--- START ---
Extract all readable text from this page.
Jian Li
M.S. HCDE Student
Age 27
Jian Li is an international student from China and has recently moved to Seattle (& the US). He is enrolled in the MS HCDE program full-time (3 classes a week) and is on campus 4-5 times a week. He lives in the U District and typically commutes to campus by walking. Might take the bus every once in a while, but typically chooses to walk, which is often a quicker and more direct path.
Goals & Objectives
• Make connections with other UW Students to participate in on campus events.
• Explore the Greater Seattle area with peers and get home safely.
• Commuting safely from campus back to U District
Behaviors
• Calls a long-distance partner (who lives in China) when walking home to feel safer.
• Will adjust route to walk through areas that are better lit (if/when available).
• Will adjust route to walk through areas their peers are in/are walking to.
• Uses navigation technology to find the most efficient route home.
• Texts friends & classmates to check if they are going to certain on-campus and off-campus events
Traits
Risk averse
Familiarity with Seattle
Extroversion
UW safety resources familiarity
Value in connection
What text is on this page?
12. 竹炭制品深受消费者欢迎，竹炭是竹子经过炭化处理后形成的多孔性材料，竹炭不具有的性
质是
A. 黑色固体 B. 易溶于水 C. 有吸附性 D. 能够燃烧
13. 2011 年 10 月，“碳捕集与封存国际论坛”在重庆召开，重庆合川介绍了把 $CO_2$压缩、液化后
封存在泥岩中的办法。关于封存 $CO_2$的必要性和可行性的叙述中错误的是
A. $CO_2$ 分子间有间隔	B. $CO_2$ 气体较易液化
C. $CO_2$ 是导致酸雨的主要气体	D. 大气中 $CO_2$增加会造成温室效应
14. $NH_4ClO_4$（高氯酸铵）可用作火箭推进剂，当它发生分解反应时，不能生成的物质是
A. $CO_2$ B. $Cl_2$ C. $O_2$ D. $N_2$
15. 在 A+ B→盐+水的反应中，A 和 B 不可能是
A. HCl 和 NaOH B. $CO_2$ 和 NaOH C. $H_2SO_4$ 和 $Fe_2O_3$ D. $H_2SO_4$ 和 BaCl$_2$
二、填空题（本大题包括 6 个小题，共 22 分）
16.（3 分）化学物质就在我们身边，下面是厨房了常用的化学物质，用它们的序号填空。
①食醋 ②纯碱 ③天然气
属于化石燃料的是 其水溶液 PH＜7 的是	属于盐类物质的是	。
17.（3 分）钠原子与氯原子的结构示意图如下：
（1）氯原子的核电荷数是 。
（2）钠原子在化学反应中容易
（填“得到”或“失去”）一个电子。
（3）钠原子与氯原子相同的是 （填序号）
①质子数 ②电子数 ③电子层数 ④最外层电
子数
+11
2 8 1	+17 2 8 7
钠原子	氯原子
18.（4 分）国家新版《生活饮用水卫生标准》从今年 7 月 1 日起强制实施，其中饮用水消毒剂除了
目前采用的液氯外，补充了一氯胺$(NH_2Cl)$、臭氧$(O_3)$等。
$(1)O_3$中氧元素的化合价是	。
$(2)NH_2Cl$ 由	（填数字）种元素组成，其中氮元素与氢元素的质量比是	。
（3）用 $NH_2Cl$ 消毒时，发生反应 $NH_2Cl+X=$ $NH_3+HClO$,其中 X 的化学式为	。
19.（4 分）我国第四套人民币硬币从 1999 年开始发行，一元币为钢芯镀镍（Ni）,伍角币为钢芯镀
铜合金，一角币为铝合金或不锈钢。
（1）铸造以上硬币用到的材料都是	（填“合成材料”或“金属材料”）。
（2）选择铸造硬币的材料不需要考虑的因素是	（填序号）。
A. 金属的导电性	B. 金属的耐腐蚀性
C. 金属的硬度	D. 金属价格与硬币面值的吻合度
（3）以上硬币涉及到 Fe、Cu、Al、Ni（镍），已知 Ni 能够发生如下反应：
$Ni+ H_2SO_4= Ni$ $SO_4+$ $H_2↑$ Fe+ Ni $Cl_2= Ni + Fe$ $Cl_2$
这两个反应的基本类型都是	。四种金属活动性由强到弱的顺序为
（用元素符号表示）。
--- END ---
### [Objective]
Retype the listing above in full, with no alterations.

### [Answer in full]
Extract all readable text from this page.
Jian Li
M.S. HCDE Student
Age 27
Jian Li is an international student from China and has recently moved to Seattle (& the US). He is enrolled in the MS HCDE program full-time (3 classes a week) and is on campus 4-5 times a week. He lives in the U District and typically commutes to campus by walking. Might take the bus every once in a while, but typically chooses to walk, which is often a quicker and more direct path.
Goals & Objectives
• Make connections with other UW Students to participate in on campus events.
• Explore the Greater Seattle area with peers and get home safely.
• Commuting safely from campus back to U District
Behaviors
• Calls a long-distance partner (who lives in China) when walking home to feel safer.
• Will adjust route to walk through areas that are better lit (if/when available).
• Will adjust route to walk through areas their peers are in/are walking to.
• Uses navigation technology to find the most efficient route home.
• Texts friends & classmates to check if they are going to certain on-campus and off-campus events
Traits
Risk averse
Familiarity with Seattle
Extroversion
UW safety resources familiarity
Value in connection
What text is on this page?
12. 竹炭制品深受消费者欢迎，竹炭是竹子经过炭化处理后形成的多孔性材料，竹炭不具有的性
质是
A. 黑色固体 B. 易溶于水 C. 有吸附性 D. 能够燃烧
13. 2011 年 10 月，“碳捕集与封存国际论坛”在重庆召开，重庆合川介绍了把 $CO_2$压缩、液化后
封存在泥岩中的办法。关于封存 $CO_2$的必要性和可行性的叙述中错误的是
A. $CO_2$ 分子间有间隔	B. $CO_2$ 气体较易液化
C. $CO_2$ 是导致酸雨的主要气体	D. 大气中 $CO_2$增加会造成温室效应
14. $NH_4ClO_4$（高氯酸铵）可用作火箭推进剂，当它发生分解反应时，不能生成的物质是
A. $CO_2$ B. $Cl_2$ C. $O_2$ D. $N_2$
15. 在 A+ B→盐+水的反应中，A 和 B 不可能是
A. HCl 和 NaOH B. $CO_2$ 和 NaOH C. $H_2SO_4$ 和 $Fe_2O_3$ D. $H_2SO_4$ 和 BaCl$_2$
二、填空题（本大题包括 6 个小题，共 22 分）
16.（3 分）化学物质就在我们身边，下面是厨房了常用的化学物质，用它们的序号填空。
①食醋 ②纯碱 ③天然气
属于化石燃料的是 其水溶液 PH＜7 的是	属于盐类物质的是	。
17.（3 分）钠原子与氯原子的结构示意图如下：
（1）氯原子的核电荷数是 。
（2）钠原子在化学反应中容易
（填“得到”或“失去”）一个电子。
（3）钠原子与氯原子相同的是 （填序号）
①质子数 ②电子数 ③电子层数 ④最外层电
子数
+11
2 8 1	+17 2 8 7
钠原子	氯原子
18.（4 分）国家新版《生活饮用水卫生标准》从今年 7 月 1 日起强制实施，其中饮用水消毒剂除了
目前采用的液氯外，补充了一氯胺$(NH_2Cl)$、臭氧$(O_3)$等。
$(1)O_3$中氧元素的化合价是	。
$(2)NH_2Cl$ 由	（填数字）种元素组成，其中氮元素与氢元素的质量比是	。
（3）用 $NH_2Cl$ 消毒时，发生反应 $NH_2Cl+X=$ $NH_3+HClO$,其中 X 的化学式为	。
19.（4 分）我国第四套人民币硬币从 1999 年开始发行，一元币为钢芯镀镍（Ni）,伍角币为钢芯镀
铜合金，一角币为铝合金或不锈钢。
（1）铸造以上硬币用到的材料都是	（填“合成材料”或“金属材料”）。
（2）选择铸造硬币的材料不需要考虑的因素是	（填序号）。
A. 金属的导电性	B. 金属的耐腐蚀性
C. 金属的硬度	D. 金属价格与硬币面值的吻合度
（3）以上硬币涉及到 Fe、Cu、Al、Ni（镍），已知 Ni 能够发生如下反应：
$Ni+ H_2SO_4= Ni$ $SO_4+$ $H_2↑$ Fe+ Ni $Cl_2= Ni + Fe$ $Cl_2$
这两个反应的基本类型都是	。四种金属活动性由强到弱的顺序为
（用元素符号表示）。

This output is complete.